What to do: Would you write out the entries below, every one of them, exactly?

-- START Extracted information --

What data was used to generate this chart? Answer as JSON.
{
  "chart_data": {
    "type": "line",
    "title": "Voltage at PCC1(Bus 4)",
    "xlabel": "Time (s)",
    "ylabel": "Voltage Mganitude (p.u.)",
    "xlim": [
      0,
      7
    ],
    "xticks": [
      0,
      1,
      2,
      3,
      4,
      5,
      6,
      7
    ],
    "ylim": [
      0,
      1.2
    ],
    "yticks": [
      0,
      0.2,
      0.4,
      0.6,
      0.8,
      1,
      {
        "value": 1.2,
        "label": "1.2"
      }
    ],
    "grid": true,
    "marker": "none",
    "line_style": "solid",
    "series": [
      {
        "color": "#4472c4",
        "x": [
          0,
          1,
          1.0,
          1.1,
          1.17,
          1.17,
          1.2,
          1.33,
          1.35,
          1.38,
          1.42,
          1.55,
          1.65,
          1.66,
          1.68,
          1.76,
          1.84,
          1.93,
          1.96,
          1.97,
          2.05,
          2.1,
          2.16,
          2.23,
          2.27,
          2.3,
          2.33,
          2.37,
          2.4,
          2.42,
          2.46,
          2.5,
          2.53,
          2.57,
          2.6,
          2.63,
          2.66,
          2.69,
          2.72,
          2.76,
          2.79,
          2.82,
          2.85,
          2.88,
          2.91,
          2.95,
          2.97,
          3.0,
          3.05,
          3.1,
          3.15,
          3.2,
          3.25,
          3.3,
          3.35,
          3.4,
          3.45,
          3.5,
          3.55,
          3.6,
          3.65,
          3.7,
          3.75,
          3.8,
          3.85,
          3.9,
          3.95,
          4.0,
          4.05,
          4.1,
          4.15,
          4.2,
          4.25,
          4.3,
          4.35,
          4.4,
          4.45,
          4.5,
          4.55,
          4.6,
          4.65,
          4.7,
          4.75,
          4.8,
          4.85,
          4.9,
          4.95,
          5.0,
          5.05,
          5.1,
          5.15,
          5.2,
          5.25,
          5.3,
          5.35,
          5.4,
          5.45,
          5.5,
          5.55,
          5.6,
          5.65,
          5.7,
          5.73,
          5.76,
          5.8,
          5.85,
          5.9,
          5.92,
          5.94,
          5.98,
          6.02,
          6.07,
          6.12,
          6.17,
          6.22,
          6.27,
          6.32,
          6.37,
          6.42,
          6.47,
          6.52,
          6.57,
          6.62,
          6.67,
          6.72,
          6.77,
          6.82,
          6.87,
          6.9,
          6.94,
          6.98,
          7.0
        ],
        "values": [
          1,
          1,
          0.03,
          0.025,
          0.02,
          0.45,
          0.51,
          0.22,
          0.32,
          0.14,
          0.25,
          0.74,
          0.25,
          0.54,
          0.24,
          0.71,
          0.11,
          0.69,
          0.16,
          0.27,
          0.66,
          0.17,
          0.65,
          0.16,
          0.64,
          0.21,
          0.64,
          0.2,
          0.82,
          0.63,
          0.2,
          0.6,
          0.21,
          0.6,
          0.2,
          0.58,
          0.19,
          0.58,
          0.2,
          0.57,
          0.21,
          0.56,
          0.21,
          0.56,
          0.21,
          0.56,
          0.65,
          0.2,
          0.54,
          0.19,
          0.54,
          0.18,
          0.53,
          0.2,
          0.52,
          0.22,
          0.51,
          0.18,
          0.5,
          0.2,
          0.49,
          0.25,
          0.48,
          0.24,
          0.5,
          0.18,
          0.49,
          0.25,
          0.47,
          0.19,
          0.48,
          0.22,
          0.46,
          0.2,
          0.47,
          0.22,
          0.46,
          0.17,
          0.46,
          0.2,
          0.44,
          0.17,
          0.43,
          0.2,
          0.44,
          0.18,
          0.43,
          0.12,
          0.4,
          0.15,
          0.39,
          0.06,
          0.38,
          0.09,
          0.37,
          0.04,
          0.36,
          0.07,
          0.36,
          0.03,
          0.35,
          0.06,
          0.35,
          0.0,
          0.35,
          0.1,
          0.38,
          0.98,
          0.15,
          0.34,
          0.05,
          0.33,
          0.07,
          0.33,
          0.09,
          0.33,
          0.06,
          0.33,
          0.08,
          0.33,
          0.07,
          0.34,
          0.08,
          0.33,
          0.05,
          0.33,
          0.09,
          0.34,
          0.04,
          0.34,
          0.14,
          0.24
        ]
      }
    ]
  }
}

-- END Extracted information --

Answer to this task:
What data was used to generate this chart? Answer as JSON.
{
  "chart_data": {
    "type": "line",
    "title": "Voltage at PCC1(Bus 4)",
    "xlabel": "Time (s)",
    "ylabel": "Voltage Mganitude (p.u.)",
    "xlim": [
      0,
      7
    ],
    "xticks": [
      0,
      1,
      2,
      3,
      4,
      5,
      6,
      7
    ],
    "ylim": [
      0,
      1.2
    ],
    "yticks": [
      0,
      0.2,
      0.4,
      0.6,
      0.8,
      1,
      {
        "value": 1.2,
        "label": "1.2"
      }
    ],
    "grid": true,
    "marker": "none",
    "line_style": "solid",
    "series": [
      {
        "color": "#4472c4",
        "x": [
          0,
          1,
          1.0,
          1.1,
          1.17,
          1.17,
          1.2,
          1.33,
          1.35,
          1.38,
          1.42,
          1.55,
          1.65,
          1.66,
          1.68,
          1.76,
          1.84,
          1.93,
          1.96,
          1.97,
          2.05,
          2.1,
          2.16,
          2.23,
          2.27,
          2.3,
          2.33,
          2.37,
          2.4,
          2.42,
          2.46,
          2.5,
          2.53,
          2.57,
          2.6,
          2.63,
          2.66,
          2.69,
          2.72,
          2.76,
          2.79,
          2.82,
          2.85,
          2.88,
          2.91,
          2.95,
          2.97,
          3.0,
          3.05,
          3.1,
          3.15,
          3.2,
          3.25,
          3.3,
          3.35,
          3.4,
          3.45,
          3.5,
          3.55,
          3.6,
          3.65,
          3.7,
          3.75,
          3.8,
          3.85,
          3.9,
          3.95,
          4.0,
          4.05,
          4.1,
          4.15,
          4.2,
          4.25,
          4.3,
          4.35,
          4.4,
          4.45,
          4.5,
          4.55,
          4.6,
          4.65,
          4.7,
          4.75,
          4.8,
          4.85,
          4.9,
          4.95,
          5.0,
          5.05,
          5.1,
          5.15,
          5.2,
          5.25,
          5.3,
          5.35,
          5.4,
          5.45,
          5.5,
          5.55,
          5.6,
          5.65,
          5.7,
          5.73,
          5.76,
          5.8,
          5.85,
          5.9,
          5.92,
          5.94,
          5.98,
          6.02,
          6.07,
          6.12,
          6.17,
          6.22,
          6.27,
          6.32,
          6.37,
          6.42,
          6.47,
          6.52,
          6.57,
          6.62,
          6.67,
          6.72,
          6.77,
          6.82,
          6.87,
          6.9,
          6.94,
          6.98,
          7.0
        ],
        "values": [
          1,
          1,
          0.03,
          0.025,
          0.02,
          0.45,
          0.51,
          0.22,
          0.32,
          0.14,
          0.25,
          0.74,
          0.25,
          0.54,
          0.24,
          0.71,
          0.11,
          0.69,
          0.16,
          0.27,
          0.66,
          0.17,
          0.65,
          0.16,
          0.64,
          0.21,
          0.64,
          0.2,
          0.82,
          0.63,
          0.2,
          0.6,
          0.21,
          0.6,
          0.2,
          0.58,
          0.19,
          0.58,
          0.2,
          0.57,
          0.21,
          0.56,
          0.21,
          0.56,
          0.21,
          0.56,
          0.65,
          0.2,
          0.54,
          0.19,
          0.54,
          0.18,
          0.53,
          0.2,
          0.52,
          0.22,
          0.51,
          0.18,
          0.5,
          0.2,
          0.49,
          0.25,
          0.48,
          0.24,
          0.5,
          0.18,
          0.49,
          0.25,
          0.47,
          0.19,
          0.48,
          0.22,
          0.46,
          0.2,
          0.47,
          0.22,
          0.46,
          0.17,
          0.46,
          0.2,
          0.44,
          0.17,
          0.43,
          0.2,
          0.44,
          0.18,
          0.43,
          0.12,
          0.4,
          0.15,
          0.39,
          0.06,
          0.38,
          0.09,
          0.37,
          0.04,
          0.36,
          0.07,
          0.36,
          0.03,
          0.35,
          0.06,
          0.35,
          0.0,
          0.35,
          0.1,
          0.38,
          0.98,
          0.15,
          0.34,
          0.05,
          0.33,
          0.07,
          0.33,
          0.09,
          0.33,
          0.06,
          0.33,
          0.08,
          0.33,
          0.07,
          0.34,
          0.08,
          0.33,
          0.05,
          0.33,
          0.09,
          0.34,
          0.04,
          0.34,
          0.14,
          0.24
        ]
      }
    ]
  }
}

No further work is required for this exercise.